**Stated task:**
Copy the material that follows word for word and omit its pictures.

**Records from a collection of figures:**
******************************

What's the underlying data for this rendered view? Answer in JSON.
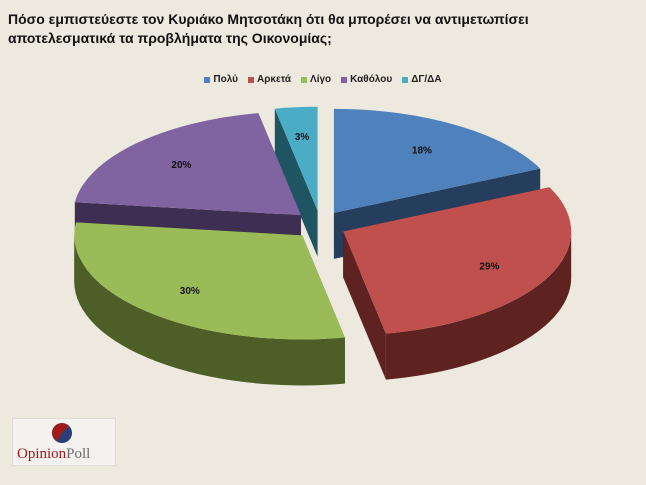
{
  "title": "Πόσο εμπιστεύεστε τον Κυριάκο Μητσοτάκη ότι θα μπορέσει να αντιμετωπίσει αποτελεσματικά τα προβλήματα της Οικονομίας;",
  "logo": {
    "text_a": "Opinion",
    "text_b": "Poll",
    "colors": [
      "#a11a1a",
      "#2c3e7a"
    ]
  },
  "chart_data": {
    "type": "pie",
    "style": "3d-exploded",
    "title": "Πόσο εμπιστεύεστε τον Κυριάκο Μητσοτάκη ότι θα μπορέσει να αντιμετωπίσει αποτελεσματικά τα προβλήματα της Οικονομίας;",
    "legend_position": "top",
    "slices": [
      {
        "label": "Πολύ",
        "value": 18,
        "value_label": "18%",
        "color": "#4f81bd",
        "side_color": "#253e5e"
      },
      {
        "label": "Αρκετά",
        "value": 29,
        "value_label": "29%",
        "color": "#c0504d",
        "side_color": "#5e2221"
      },
      {
        "label": "Λίγο",
        "value": 30,
        "value_label": "30%",
        "color": "#9bbb59",
        "side_color": "#4d5f27"
      },
      {
        "label": "Καθόλου",
        "value": 20,
        "value_label": "20%",
        "color": "#8064a2",
        "side_color": "#3d2e52"
      },
      {
        "label": "ΔΓ/ΔΑ",
        "value": 3,
        "value_label": "3%",
        "color": "#4bacc6",
        "side_color": "#1f5563"
      }
    ]
  }
}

******************************

**Exercise solution:**
What's the underlying data for this rendered view? Answer in JSON.
{
  "title": "Πόσο εμπιστεύεστε τον Κυριάκο Μητσοτάκη ότι θα μπορέσει να αντιμετωπίσει αποτελεσματικά τα προβλήματα της Οικονομίας;",
  "logo": {
    "text_a": "Opinion",
    "text_b": "Poll",
    "colors": [
      "#a11a1a",
      "#2c3e7a"
    ]
  },
  "chart_data": {
    "type": "pie",
    "style": "3d-exploded",
    "title": "Πόσο εμπιστεύεστε τον Κυριάκο Μητσοτάκη ότι θα μπορέσει να αντιμετωπίσει αποτελεσματικά τα προβλήματα της Οικονομίας;",
    "legend_position": "top",
    "slices": [
      {
        "label": "Πολύ",
        "value": 18,
        "value_label": "18%",
        "color": "#4f81bd",
        "side_color": "#253e5e"
      },
      {
        "label": "Αρκετά",
        "value": 29,
        "value_label": "29%",
        "color": "#c0504d",
        "side_color": "#5e2221"
      },
      {
        "label": "Λίγο",
        "value": 30,
        "value_label": "30%",
        "color": "#9bbb59",
        "side_color": "#4d5f27"
      },
      {
        "label": "Καθόλου",
        "value": 20,
        "value_label": "20%",
        "color": "#8064a2",
        "side_color": "#3d2e52"
      },
      {
        "label": "ΔΓ/ΔΑ",
        "value": 3,
        "value_label": "3%",
        "color": "#4bacc6",
        "side_color": "#1f5563"
      }
    ]
  }
}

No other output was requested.